PROBLEM DESCRIPTION. Start at the line that contains "Convert this screenshot" in the listing below and extract every line through the last, exactly; leave pictures out.

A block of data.
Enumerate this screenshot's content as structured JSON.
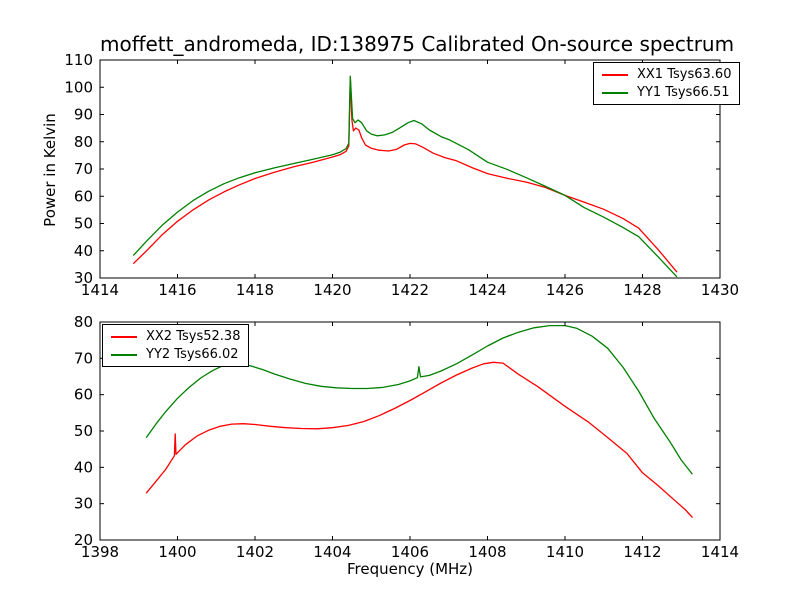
{
  "title": "moffett_andromeda, ID:138975 Calibrated On-source spectrum",
  "colors": {
    "xx_line": "#ff0000",
    "yy_line": "#008000",
    "frame": "#000000",
    "background": "#ffffff"
  },
  "chart_data": [
    {
      "type": "line",
      "title": "",
      "xlabel": "",
      "ylabel": "Power in Kelvin",
      "xlim": [
        1414,
        1430
      ],
      "ylim": [
        30,
        110
      ],
      "xticks": [
        1414,
        1416,
        1418,
        1420,
        1422,
        1424,
        1426,
        1428,
        1430
      ],
      "yticks": [
        30,
        40,
        50,
        60,
        70,
        80,
        90,
        100,
        110
      ],
      "grid": false,
      "legend_position": "upper right",
      "series": [
        {
          "name": "XX1 Tsys63.60",
          "color": "#ff0000",
          "points": [
            [
              1414.87,
              35.4
            ],
            [
              1415.2,
              40.0
            ],
            [
              1415.6,
              45.8
            ],
            [
              1416.0,
              50.8
            ],
            [
              1416.4,
              55.0
            ],
            [
              1416.8,
              58.6
            ],
            [
              1417.2,
              61.6
            ],
            [
              1417.6,
              64.2
            ],
            [
              1418.0,
              66.5
            ],
            [
              1418.5,
              68.8
            ],
            [
              1419.0,
              70.8
            ],
            [
              1419.5,
              72.5
            ],
            [
              1420.0,
              74.4
            ],
            [
              1420.2,
              75.3
            ],
            [
              1420.35,
              76.5
            ],
            [
              1420.42,
              78.5
            ],
            [
              1420.46,
              103.5
            ],
            [
              1420.5,
              88.0
            ],
            [
              1420.54,
              84.0
            ],
            [
              1420.6,
              85.0
            ],
            [
              1420.68,
              84.3
            ],
            [
              1420.75,
              81.5
            ],
            [
              1420.85,
              78.8
            ],
            [
              1421.0,
              77.6
            ],
            [
              1421.2,
              76.9
            ],
            [
              1421.45,
              76.6
            ],
            [
              1421.65,
              77.2
            ],
            [
              1421.85,
              78.8
            ],
            [
              1422.0,
              79.4
            ],
            [
              1422.15,
              79.2
            ],
            [
              1422.35,
              77.8
            ],
            [
              1422.6,
              75.8
            ],
            [
              1422.9,
              74.2
            ],
            [
              1423.2,
              73.0
            ],
            [
              1423.6,
              70.5
            ],
            [
              1424.0,
              68.3
            ],
            [
              1424.5,
              66.6
            ],
            [
              1425.0,
              65.2
            ],
            [
              1425.5,
              63.2
            ],
            [
              1426.0,
              60.3
            ],
            [
              1426.5,
              57.8
            ],
            [
              1427.0,
              55.2
            ],
            [
              1427.5,
              51.8
            ],
            [
              1427.9,
              48.3
            ],
            [
              1428.4,
              40.5
            ],
            [
              1428.88,
              32.3
            ]
          ]
        },
        {
          "name": "YY1 Tsys66.51",
          "color": "#008000",
          "points": [
            [
              1414.87,
              38.4
            ],
            [
              1415.2,
              43.5
            ],
            [
              1415.6,
              49.3
            ],
            [
              1416.0,
              54.2
            ],
            [
              1416.4,
              58.4
            ],
            [
              1416.8,
              61.8
            ],
            [
              1417.2,
              64.6
            ],
            [
              1417.6,
              66.8
            ],
            [
              1418.0,
              68.6
            ],
            [
              1418.5,
              70.4
            ],
            [
              1419.0,
              72.0
            ],
            [
              1419.5,
              73.6
            ],
            [
              1420.0,
              75.2
            ],
            [
              1420.2,
              76.2
            ],
            [
              1420.35,
              77.5
            ],
            [
              1420.42,
              79.5
            ],
            [
              1420.46,
              104.0
            ],
            [
              1420.52,
              88.5
            ],
            [
              1420.58,
              87.0
            ],
            [
              1420.66,
              88.0
            ],
            [
              1420.75,
              87.0
            ],
            [
              1420.88,
              84.0
            ],
            [
              1421.0,
              82.8
            ],
            [
              1421.15,
              82.2
            ],
            [
              1421.35,
              82.5
            ],
            [
              1421.55,
              83.5
            ],
            [
              1421.75,
              85.2
            ],
            [
              1421.95,
              87.0
            ],
            [
              1422.1,
              87.8
            ],
            [
              1422.3,
              86.6
            ],
            [
              1422.5,
              84.3
            ],
            [
              1422.8,
              81.9
            ],
            [
              1423.0,
              80.8
            ],
            [
              1423.5,
              77.2
            ],
            [
              1424.0,
              72.5
            ],
            [
              1424.5,
              69.9
            ],
            [
              1425.0,
              66.8
            ],
            [
              1425.5,
              63.6
            ],
            [
              1426.0,
              60.3
            ],
            [
              1426.5,
              55.8
            ],
            [
              1427.0,
              52.3
            ],
            [
              1427.5,
              48.5
            ],
            [
              1427.9,
              45.2
            ],
            [
              1428.4,
              37.8
            ],
            [
              1428.88,
              30.5
            ]
          ]
        }
      ]
    },
    {
      "type": "line",
      "title": "",
      "xlabel": "Frequency (MHz)",
      "ylabel": "",
      "xlim": [
        1398,
        1414
      ],
      "ylim": [
        20,
        80
      ],
      "xticks": [
        1398,
        1400,
        1402,
        1404,
        1406,
        1408,
        1410,
        1412,
        1414
      ],
      "yticks": [
        20,
        30,
        40,
        50,
        60,
        70,
        80
      ],
      "grid": false,
      "legend_position": "upper left",
      "series": [
        {
          "name": "XX2 Tsys52.38",
          "color": "#ff0000",
          "points": [
            [
              1399.2,
              33.0
            ],
            [
              1399.45,
              36.2
            ],
            [
              1399.7,
              39.5
            ],
            [
              1399.92,
              43.2
            ],
            [
              1399.94,
              49.2
            ],
            [
              1399.96,
              43.6
            ],
            [
              1400.2,
              46.2
            ],
            [
              1400.5,
              48.6
            ],
            [
              1400.8,
              50.2
            ],
            [
              1401.1,
              51.3
            ],
            [
              1401.4,
              51.9
            ],
            [
              1401.7,
              52.0
            ],
            [
              1402.0,
              51.8
            ],
            [
              1402.4,
              51.3
            ],
            [
              1402.8,
              50.9
            ],
            [
              1403.2,
              50.7
            ],
            [
              1403.6,
              50.6
            ],
            [
              1404.0,
              50.9
            ],
            [
              1404.4,
              51.5
            ],
            [
              1404.8,
              52.6
            ],
            [
              1405.2,
              54.2
            ],
            [
              1405.6,
              56.2
            ],
            [
              1406.0,
              58.4
            ],
            [
              1406.4,
              60.8
            ],
            [
              1406.8,
              63.2
            ],
            [
              1407.2,
              65.4
            ],
            [
              1407.6,
              67.3
            ],
            [
              1407.9,
              68.5
            ],
            [
              1408.15,
              68.9
            ],
            [
              1408.4,
              68.7
            ],
            [
              1408.8,
              65.6
            ],
            [
              1409.3,
              62.2
            ],
            [
              1410.0,
              56.8
            ],
            [
              1410.6,
              52.5
            ],
            [
              1411.1,
              48.2
            ],
            [
              1411.6,
              43.8
            ],
            [
              1412.0,
              38.5
            ],
            [
              1412.4,
              35.0
            ],
            [
              1412.8,
              31.2
            ],
            [
              1413.1,
              28.4
            ],
            [
              1413.28,
              26.3
            ]
          ]
        },
        {
          "name": "YY2 Tsys66.02",
          "color": "#008000",
          "points": [
            [
              1399.2,
              48.3
            ],
            [
              1399.45,
              52.0
            ],
            [
              1399.7,
              55.4
            ],
            [
              1400.0,
              59.0
            ],
            [
              1400.3,
              62.0
            ],
            [
              1400.6,
              64.6
            ],
            [
              1400.9,
              66.6
            ],
            [
              1401.15,
              67.9
            ],
            [
              1401.4,
              68.6
            ],
            [
              1401.65,
              68.5
            ],
            [
              1401.9,
              67.9
            ],
            [
              1402.2,
              66.9
            ],
            [
              1402.5,
              65.7
            ],
            [
              1402.9,
              64.3
            ],
            [
              1403.3,
              63.1
            ],
            [
              1403.7,
              62.3
            ],
            [
              1404.1,
              61.9
            ],
            [
              1404.5,
              61.7
            ],
            [
              1404.9,
              61.7
            ],
            [
              1405.3,
              62.0
            ],
            [
              1405.7,
              62.8
            ],
            [
              1406.0,
              63.8
            ],
            [
              1406.15,
              64.5
            ],
            [
              1406.19,
              64.7
            ],
            [
              1406.23,
              67.7
            ],
            [
              1406.27,
              64.9
            ],
            [
              1406.5,
              65.3
            ],
            [
              1406.8,
              66.5
            ],
            [
              1407.2,
              68.5
            ],
            [
              1407.6,
              70.9
            ],
            [
              1408.0,
              73.4
            ],
            [
              1408.4,
              75.6
            ],
            [
              1408.8,
              77.2
            ],
            [
              1409.2,
              78.4
            ],
            [
              1409.6,
              79.0
            ],
            [
              1410.0,
              79.0
            ],
            [
              1410.3,
              78.3
            ],
            [
              1410.7,
              76.1
            ],
            [
              1411.1,
              72.8
            ],
            [
              1411.5,
              67.5
            ],
            [
              1411.9,
              61.0
            ],
            [
              1412.3,
              53.5
            ],
            [
              1412.7,
              47.2
            ],
            [
              1413.0,
              42.0
            ],
            [
              1413.28,
              38.2
            ]
          ]
        }
      ]
    }
  ]
}
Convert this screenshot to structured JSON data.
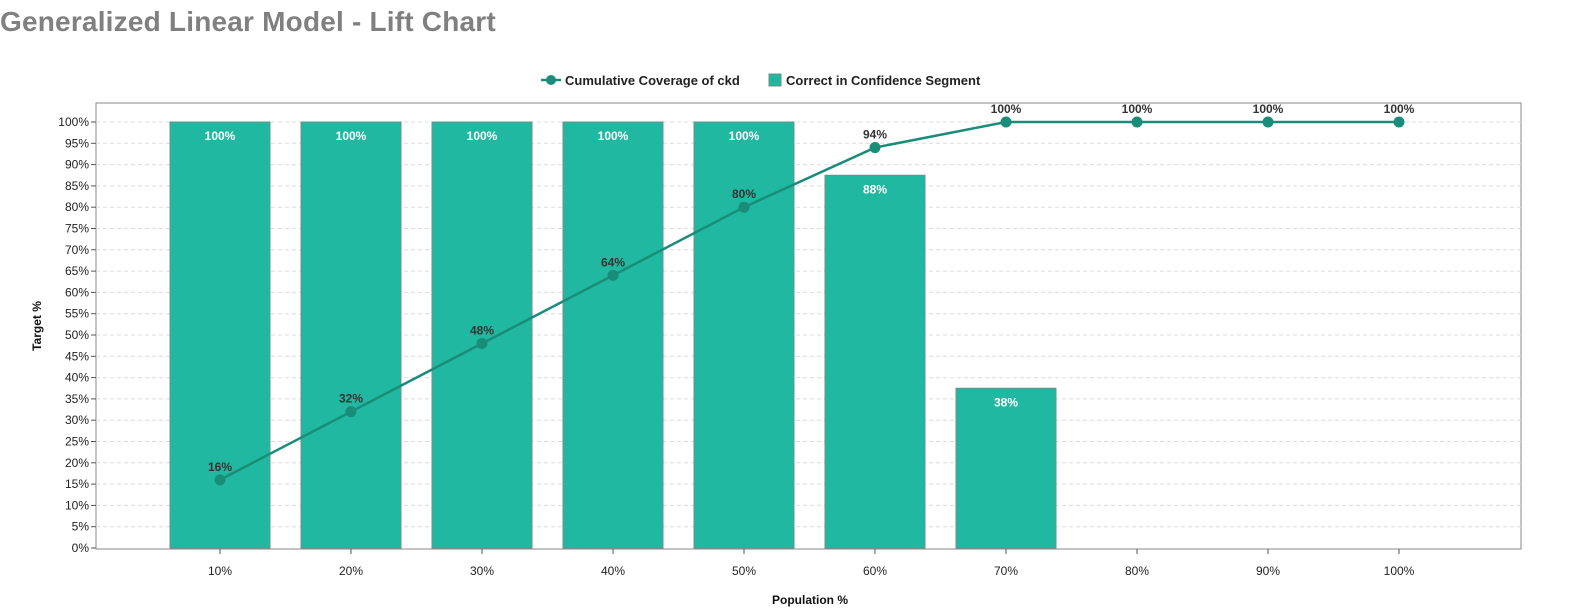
{
  "title": "Generalized Linear Model - Lift Chart",
  "chart_data": {
    "type": "bar",
    "categories": [
      "10%",
      "20%",
      "30%",
      "40%",
      "50%",
      "60%",
      "70%",
      "80%",
      "90%",
      "100%"
    ],
    "series": [
      {
        "name": "Correct in Confidence Segment",
        "kind": "bar",
        "color": "#20B8A0",
        "values": [
          100,
          100,
          100,
          100,
          100,
          87.5,
          37.5,
          0,
          0,
          0
        ],
        "labels": [
          "100%",
          "100%",
          "100%",
          "100%",
          "100%",
          "88%",
          "38%",
          "",
          "",
          ""
        ]
      },
      {
        "name": "Cumulative Coverage of ckd",
        "kind": "line",
        "color": "#1A8C7A",
        "values": [
          16,
          32,
          48,
          64,
          80,
          94,
          100,
          100,
          100,
          100
        ],
        "labels": [
          "16%",
          "32%",
          "48%",
          "64%",
          "80%",
          "94%",
          "100%",
          "100%",
          "100%",
          "100%"
        ]
      }
    ],
    "xlabel": "Population %",
    "ylabel": "Target %",
    "ylim": [
      0,
      100
    ],
    "yticks": [
      "0%",
      "5%",
      "10%",
      "15%",
      "20%",
      "25%",
      "30%",
      "35%",
      "40%",
      "45%",
      "50%",
      "55%",
      "60%",
      "65%",
      "70%",
      "75%",
      "80%",
      "85%",
      "90%",
      "95%",
      "100%"
    ],
    "grid": true,
    "legend": "top-center"
  }
}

SOLUTION TO THE EXERCISE.
Convert this screenshot to structured JSON data.
{
  "title": "Generalized Linear Model - Lift Chart",
  "chart_data": {
    "type": "bar",
    "categories": [
      "10%",
      "20%",
      "30%",
      "40%",
      "50%",
      "60%",
      "70%",
      "80%",
      "90%",
      "100%"
    ],
    "series": [
      {
        "name": "Correct in Confidence Segment",
        "kind": "bar",
        "color": "#20B8A0",
        "values": [
          100,
          100,
          100,
          100,
          100,
          87.5,
          37.5,
          0,
          0,
          0
        ],
        "labels": [
          "100%",
          "100%",
          "100%",
          "100%",
          "100%",
          "88%",
          "38%",
          "",
          "",
          ""
        ]
      },
      {
        "name": "Cumulative Coverage of ckd",
        "kind": "line",
        "color": "#1A8C7A",
        "values": [
          16,
          32,
          48,
          64,
          80,
          94,
          100,
          100,
          100,
          100
        ],
        "labels": [
          "16%",
          "32%",
          "48%",
          "64%",
          "80%",
          "94%",
          "100%",
          "100%",
          "100%",
          "100%"
        ]
      }
    ],
    "xlabel": "Population %",
    "ylabel": "Target %",
    "ylim": [
      0,
      100
    ],
    "yticks": [
      "0%",
      "5%",
      "10%",
      "15%",
      "20%",
      "25%",
      "30%",
      "35%",
      "40%",
      "45%",
      "50%",
      "55%",
      "60%",
      "65%",
      "70%",
      "75%",
      "80%",
      "85%",
      "90%",
      "95%",
      "100%"
    ],
    "grid": true,
    "legend": "top-center"
  }
}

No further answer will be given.